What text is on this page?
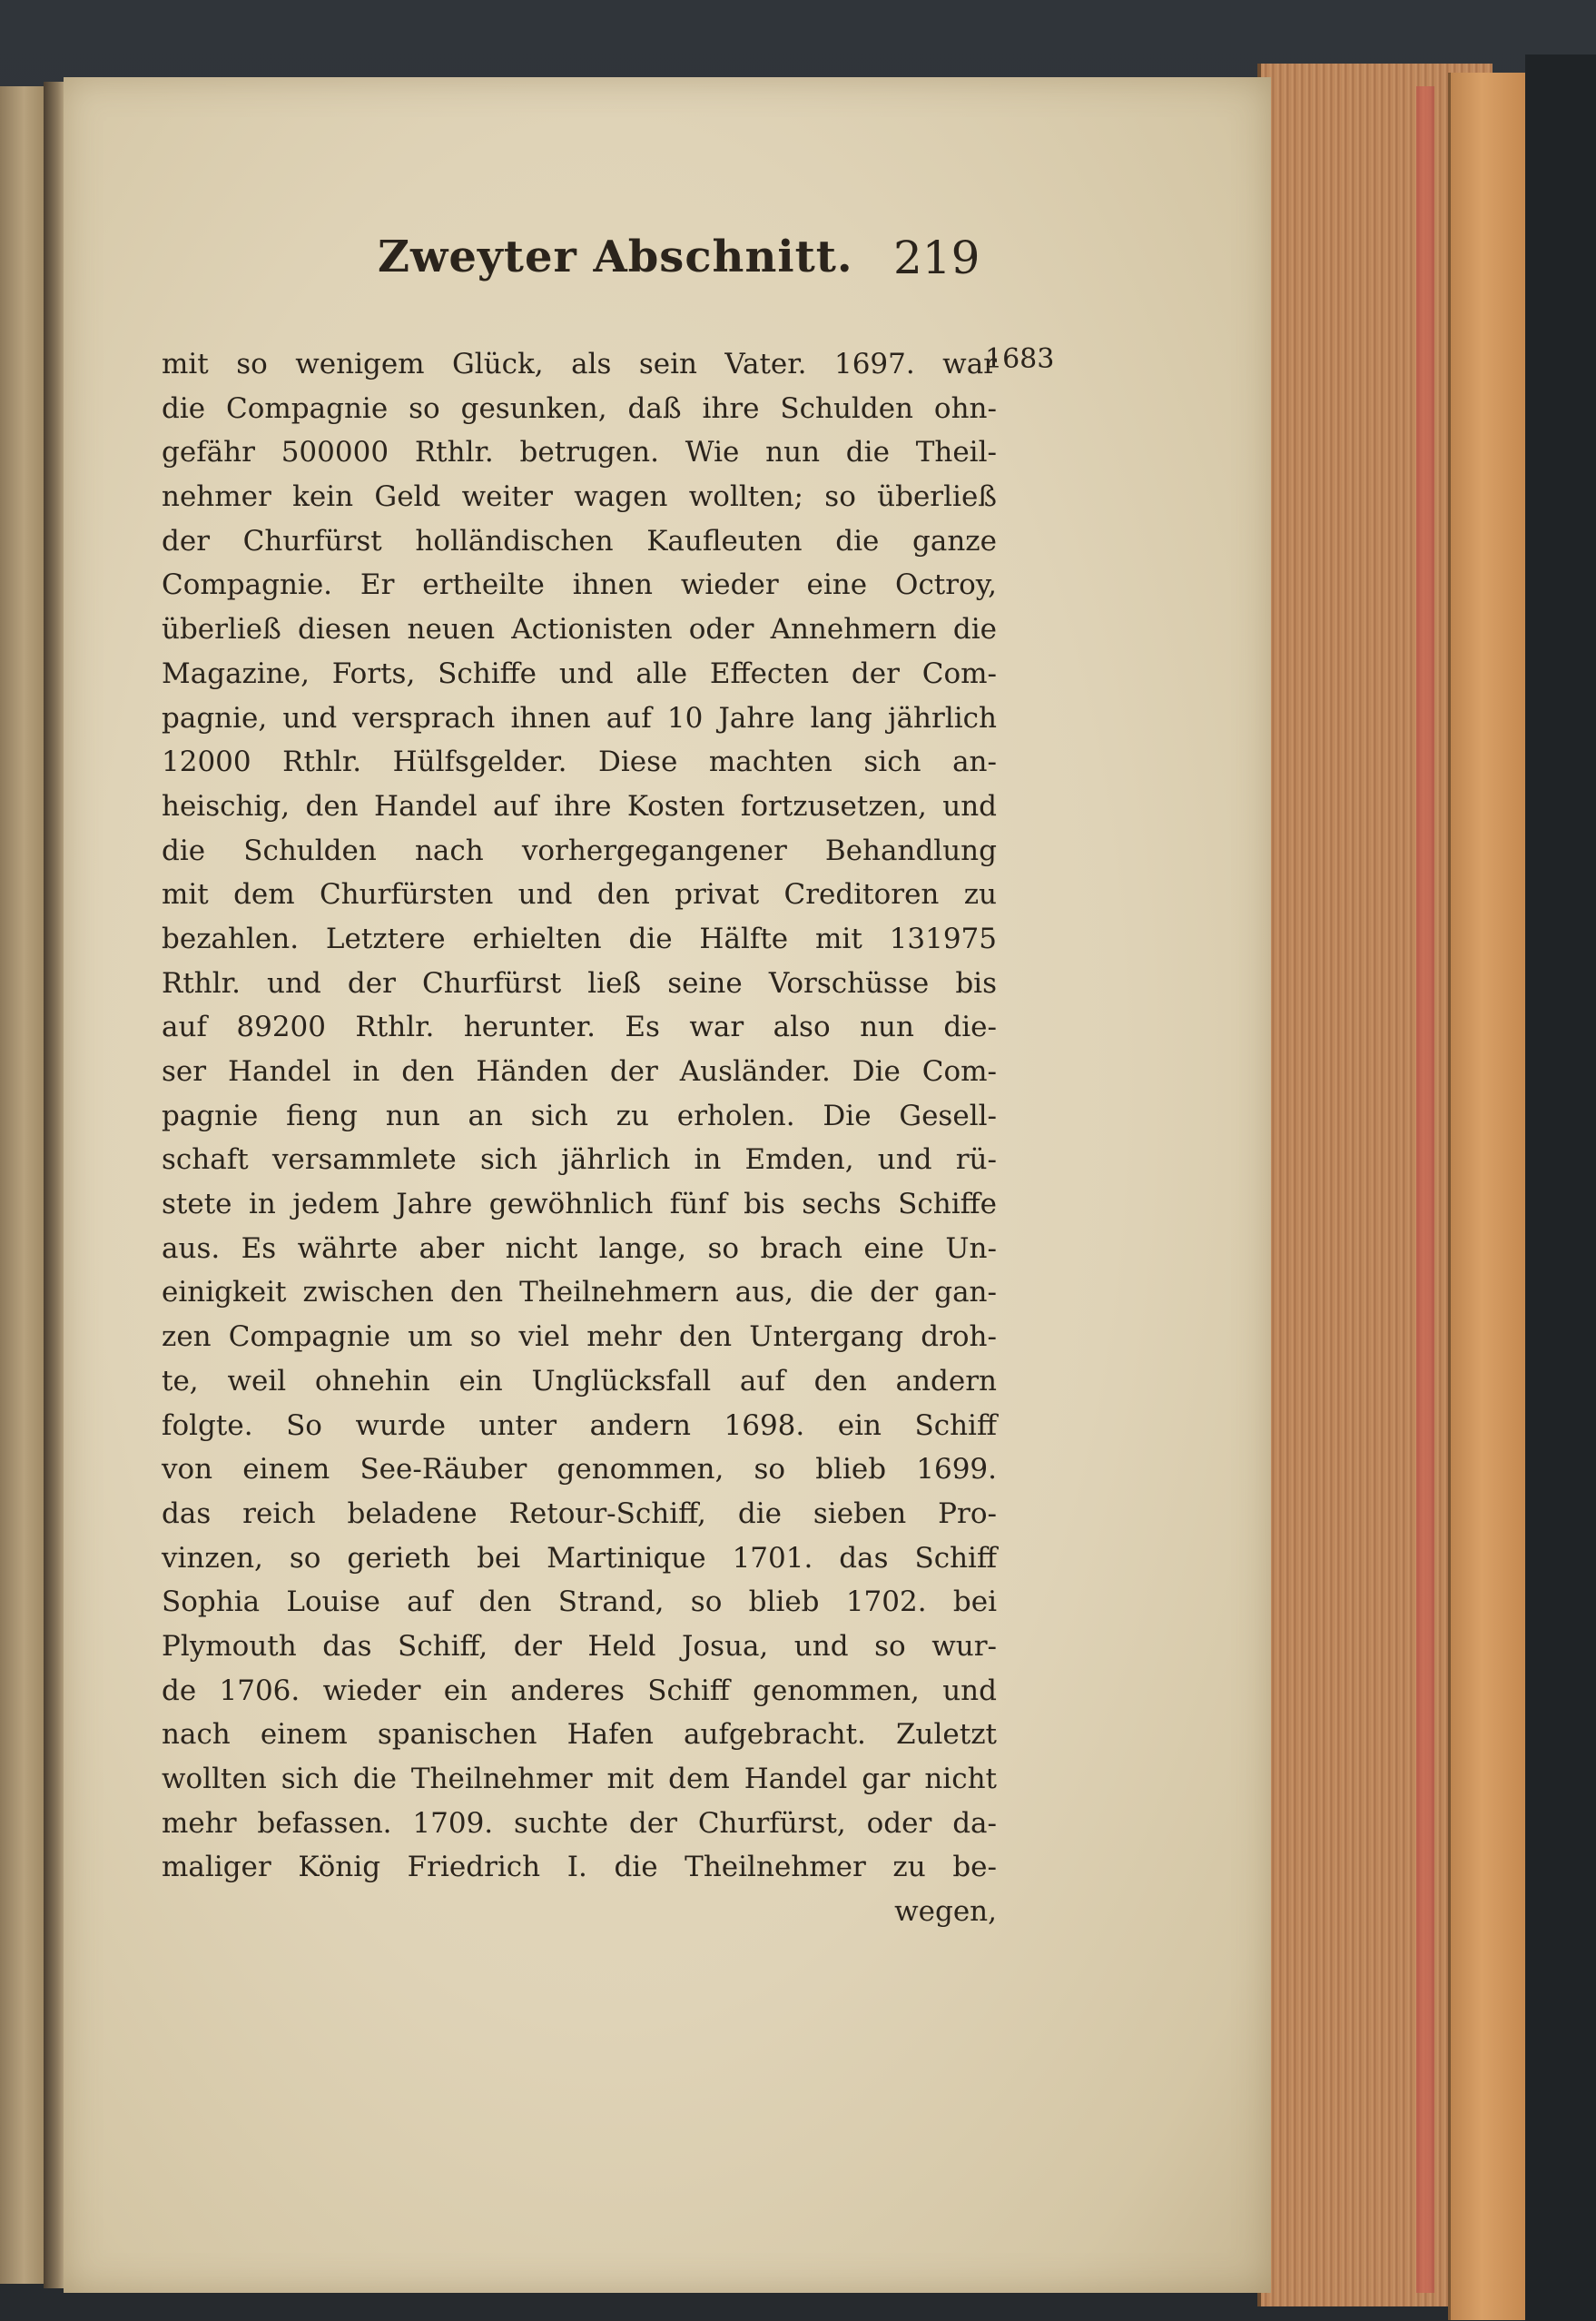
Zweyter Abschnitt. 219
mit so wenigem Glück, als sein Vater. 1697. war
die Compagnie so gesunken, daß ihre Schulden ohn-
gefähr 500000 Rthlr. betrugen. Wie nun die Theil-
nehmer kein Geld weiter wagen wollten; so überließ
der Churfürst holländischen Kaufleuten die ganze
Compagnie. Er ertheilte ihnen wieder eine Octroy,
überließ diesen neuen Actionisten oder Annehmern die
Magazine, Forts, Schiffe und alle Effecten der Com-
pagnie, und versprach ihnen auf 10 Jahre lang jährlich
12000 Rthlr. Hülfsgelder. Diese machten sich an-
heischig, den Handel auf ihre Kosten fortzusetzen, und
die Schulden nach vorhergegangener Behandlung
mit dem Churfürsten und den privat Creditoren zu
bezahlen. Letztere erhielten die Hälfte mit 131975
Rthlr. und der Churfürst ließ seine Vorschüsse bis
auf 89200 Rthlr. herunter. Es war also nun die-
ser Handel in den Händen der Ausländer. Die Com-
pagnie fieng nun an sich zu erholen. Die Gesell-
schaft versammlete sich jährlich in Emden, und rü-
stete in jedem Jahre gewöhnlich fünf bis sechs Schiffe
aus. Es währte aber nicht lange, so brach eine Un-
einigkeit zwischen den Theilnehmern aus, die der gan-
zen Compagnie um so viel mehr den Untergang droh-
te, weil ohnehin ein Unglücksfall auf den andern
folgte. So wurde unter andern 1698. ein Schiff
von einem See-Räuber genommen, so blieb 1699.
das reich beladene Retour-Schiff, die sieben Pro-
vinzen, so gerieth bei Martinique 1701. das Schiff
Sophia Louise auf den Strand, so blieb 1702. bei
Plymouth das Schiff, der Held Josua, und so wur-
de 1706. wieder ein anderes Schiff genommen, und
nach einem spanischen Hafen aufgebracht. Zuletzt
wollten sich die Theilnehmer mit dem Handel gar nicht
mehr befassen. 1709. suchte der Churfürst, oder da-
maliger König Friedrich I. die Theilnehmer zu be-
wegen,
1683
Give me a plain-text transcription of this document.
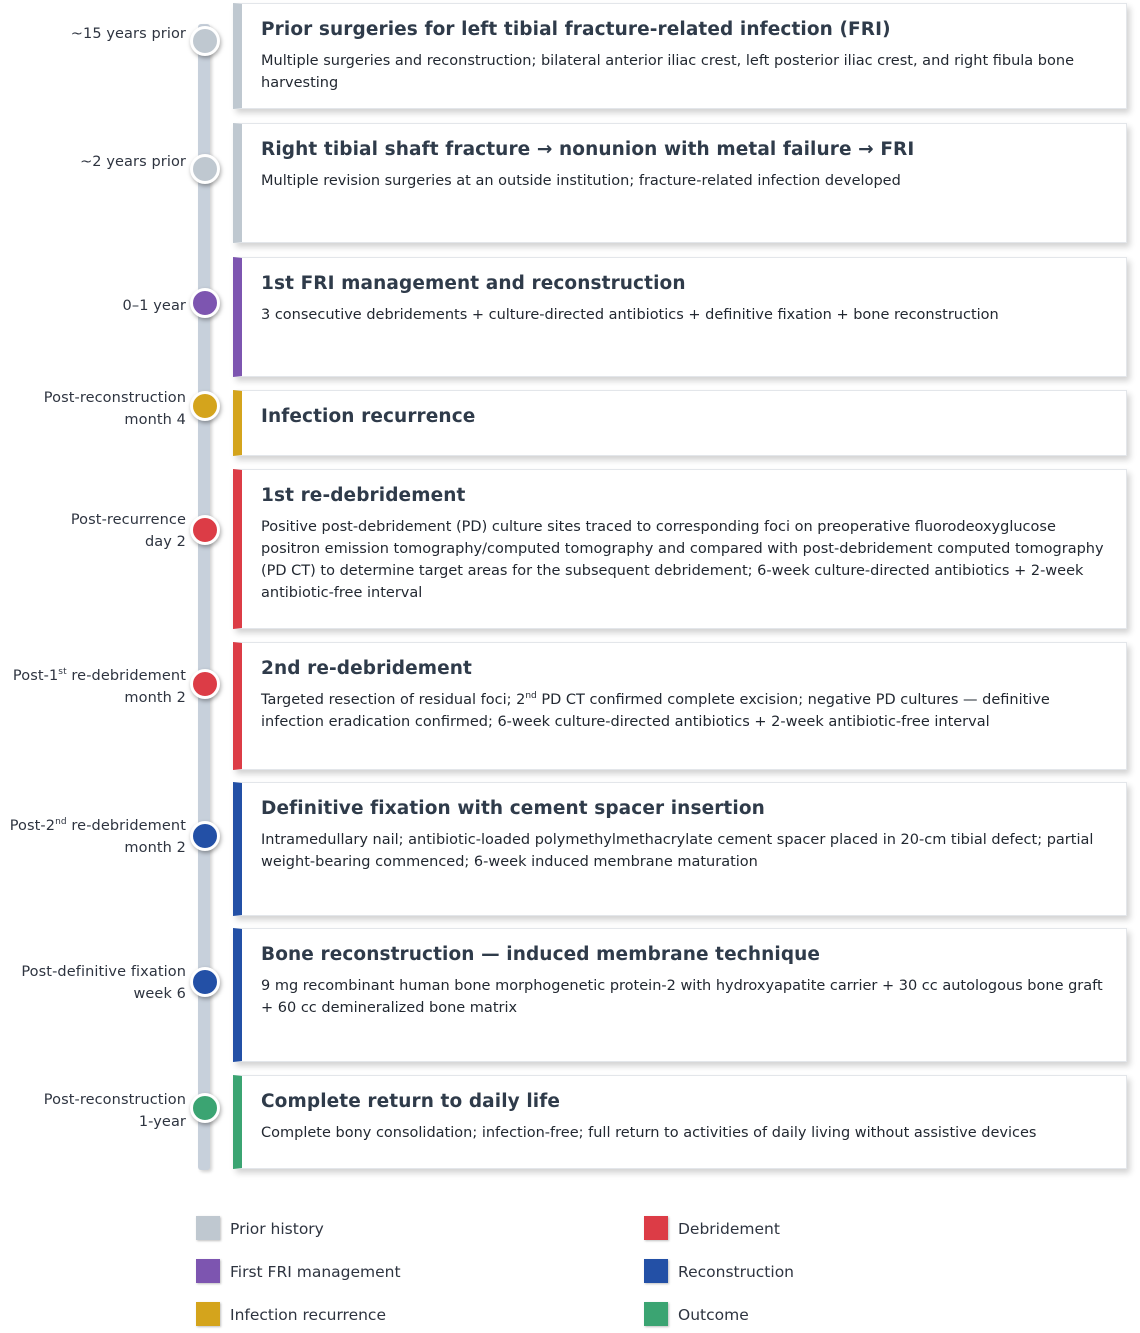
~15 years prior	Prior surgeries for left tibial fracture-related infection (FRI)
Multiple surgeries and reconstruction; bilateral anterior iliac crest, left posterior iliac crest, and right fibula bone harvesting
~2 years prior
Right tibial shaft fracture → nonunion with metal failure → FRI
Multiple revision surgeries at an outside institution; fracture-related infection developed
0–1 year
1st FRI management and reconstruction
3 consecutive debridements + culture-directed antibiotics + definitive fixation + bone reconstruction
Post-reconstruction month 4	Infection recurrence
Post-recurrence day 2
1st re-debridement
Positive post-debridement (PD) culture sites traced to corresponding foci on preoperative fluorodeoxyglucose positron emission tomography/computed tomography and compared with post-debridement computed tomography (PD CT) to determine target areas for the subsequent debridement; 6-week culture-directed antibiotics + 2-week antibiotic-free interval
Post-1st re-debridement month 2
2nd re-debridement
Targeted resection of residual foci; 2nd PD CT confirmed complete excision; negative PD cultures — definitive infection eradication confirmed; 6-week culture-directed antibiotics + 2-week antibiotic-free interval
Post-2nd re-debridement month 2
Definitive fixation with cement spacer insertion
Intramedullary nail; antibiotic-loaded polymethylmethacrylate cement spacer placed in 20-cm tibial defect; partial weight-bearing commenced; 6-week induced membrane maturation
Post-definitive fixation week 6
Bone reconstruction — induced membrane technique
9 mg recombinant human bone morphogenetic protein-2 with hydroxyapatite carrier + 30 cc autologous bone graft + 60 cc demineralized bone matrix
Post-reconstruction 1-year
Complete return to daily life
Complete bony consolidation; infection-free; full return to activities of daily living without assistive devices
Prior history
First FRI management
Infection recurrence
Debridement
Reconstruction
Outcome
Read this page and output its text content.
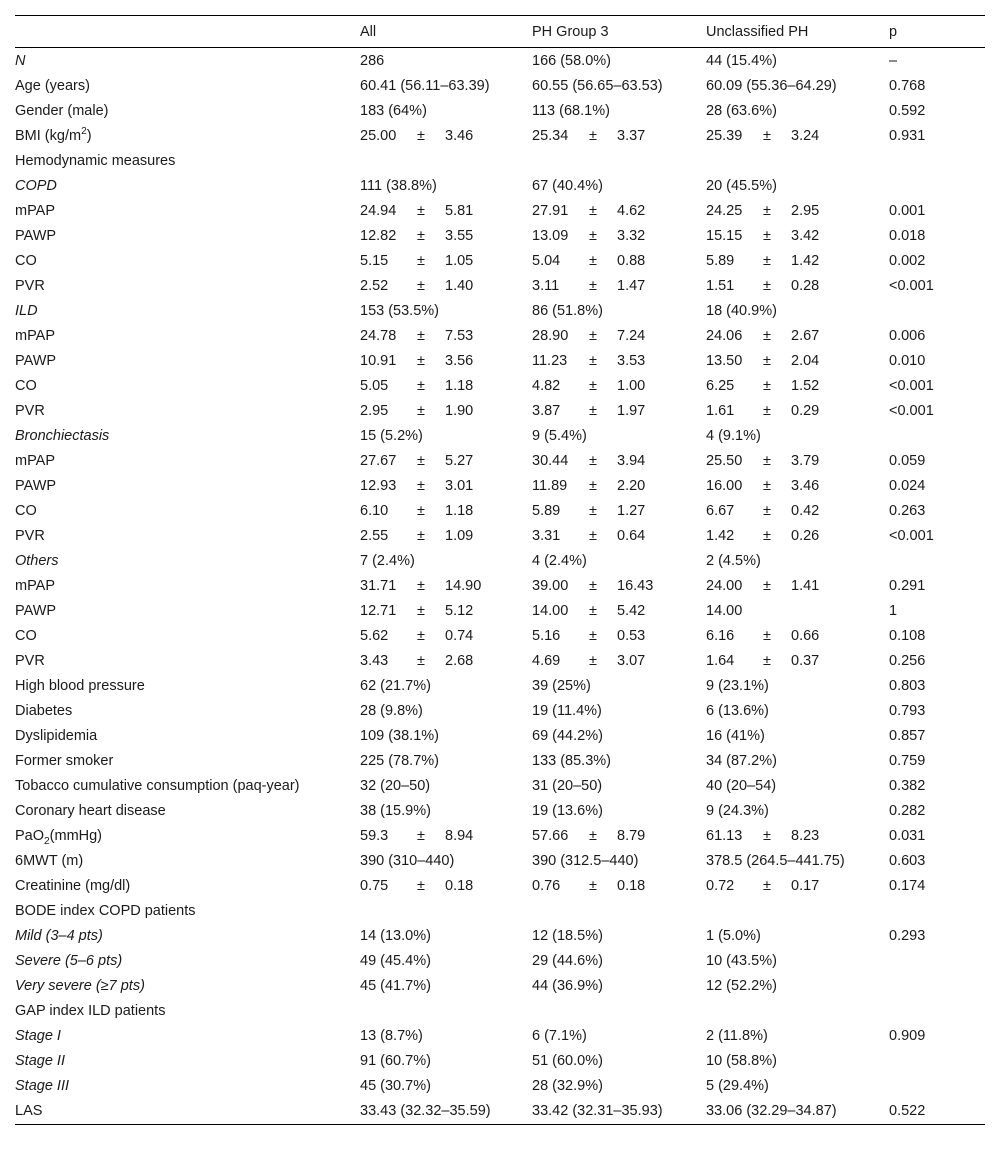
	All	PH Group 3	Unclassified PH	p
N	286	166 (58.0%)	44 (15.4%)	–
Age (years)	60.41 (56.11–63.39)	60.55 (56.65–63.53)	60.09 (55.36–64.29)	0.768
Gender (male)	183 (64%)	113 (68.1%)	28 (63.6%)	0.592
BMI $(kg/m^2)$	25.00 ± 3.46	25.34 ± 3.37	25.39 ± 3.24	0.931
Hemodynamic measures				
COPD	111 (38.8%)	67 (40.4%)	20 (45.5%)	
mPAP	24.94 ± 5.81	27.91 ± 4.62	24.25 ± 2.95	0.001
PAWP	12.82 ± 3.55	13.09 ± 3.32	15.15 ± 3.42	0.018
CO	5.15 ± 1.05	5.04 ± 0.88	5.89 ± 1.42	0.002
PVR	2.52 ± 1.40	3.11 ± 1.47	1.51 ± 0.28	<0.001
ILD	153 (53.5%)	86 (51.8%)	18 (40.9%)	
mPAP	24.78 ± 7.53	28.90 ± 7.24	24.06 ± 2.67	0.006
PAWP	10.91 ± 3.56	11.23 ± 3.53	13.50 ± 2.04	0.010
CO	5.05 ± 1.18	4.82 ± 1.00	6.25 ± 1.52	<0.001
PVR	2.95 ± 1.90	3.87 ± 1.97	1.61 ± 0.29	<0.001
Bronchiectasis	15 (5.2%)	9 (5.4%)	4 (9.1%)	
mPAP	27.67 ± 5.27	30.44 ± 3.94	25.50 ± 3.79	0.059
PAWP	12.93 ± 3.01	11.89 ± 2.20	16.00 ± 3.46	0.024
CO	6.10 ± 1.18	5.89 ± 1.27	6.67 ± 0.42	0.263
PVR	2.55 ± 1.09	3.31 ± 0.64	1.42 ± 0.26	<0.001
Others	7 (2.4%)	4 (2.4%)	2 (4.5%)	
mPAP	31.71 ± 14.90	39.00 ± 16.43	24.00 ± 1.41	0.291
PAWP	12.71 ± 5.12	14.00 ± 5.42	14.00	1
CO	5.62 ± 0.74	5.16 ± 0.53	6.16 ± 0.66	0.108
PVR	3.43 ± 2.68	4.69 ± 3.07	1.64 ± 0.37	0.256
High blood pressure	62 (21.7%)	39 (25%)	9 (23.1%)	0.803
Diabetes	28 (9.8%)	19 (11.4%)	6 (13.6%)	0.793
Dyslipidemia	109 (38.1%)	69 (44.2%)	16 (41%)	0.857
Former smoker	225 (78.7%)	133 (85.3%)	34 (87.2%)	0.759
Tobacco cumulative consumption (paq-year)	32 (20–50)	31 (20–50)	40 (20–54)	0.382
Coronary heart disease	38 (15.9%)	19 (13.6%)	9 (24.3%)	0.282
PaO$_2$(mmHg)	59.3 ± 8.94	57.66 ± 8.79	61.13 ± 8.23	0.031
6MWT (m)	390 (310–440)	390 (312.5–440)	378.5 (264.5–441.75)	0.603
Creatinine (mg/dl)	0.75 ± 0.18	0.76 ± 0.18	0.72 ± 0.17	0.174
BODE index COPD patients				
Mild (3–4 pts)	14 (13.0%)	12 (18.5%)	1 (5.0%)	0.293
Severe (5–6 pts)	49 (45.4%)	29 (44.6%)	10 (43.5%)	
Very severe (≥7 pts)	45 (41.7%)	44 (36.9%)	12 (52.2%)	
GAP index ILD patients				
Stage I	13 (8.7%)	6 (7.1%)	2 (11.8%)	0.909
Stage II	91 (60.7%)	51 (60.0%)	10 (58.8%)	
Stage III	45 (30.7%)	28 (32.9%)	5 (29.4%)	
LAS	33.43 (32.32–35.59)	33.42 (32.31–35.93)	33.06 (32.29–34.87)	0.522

============

- [Instructions to follow]: What lines in the data hold the word "week"? Return them.

- [Completed task]:
Positive post-debridement (PD) culture sites traced to corresponding foci on preoperative fluorodeoxyglucose positron emission tomography/computed tomography and compared with post-debridement computed tomography (PD CT) to determine target areas for the subsequent debridement; 6-week culture-directed antibiotics + 2-week antibiotic-free interval
Targeted resection of residual foci; 2nd PD CT confirmed complete excision; negative PD cultures — definitive infection eradication confirmed; 6-week culture-directed antibiotics + 2-week antibiotic-free interval
Intramedullary nail; antibiotic-loaded polymethylmethacrylate cement spacer placed in 20-cm tibial defect; partial weight-bearing commenced; 6-week induced membrane maturation
Post-definitive fixation week 6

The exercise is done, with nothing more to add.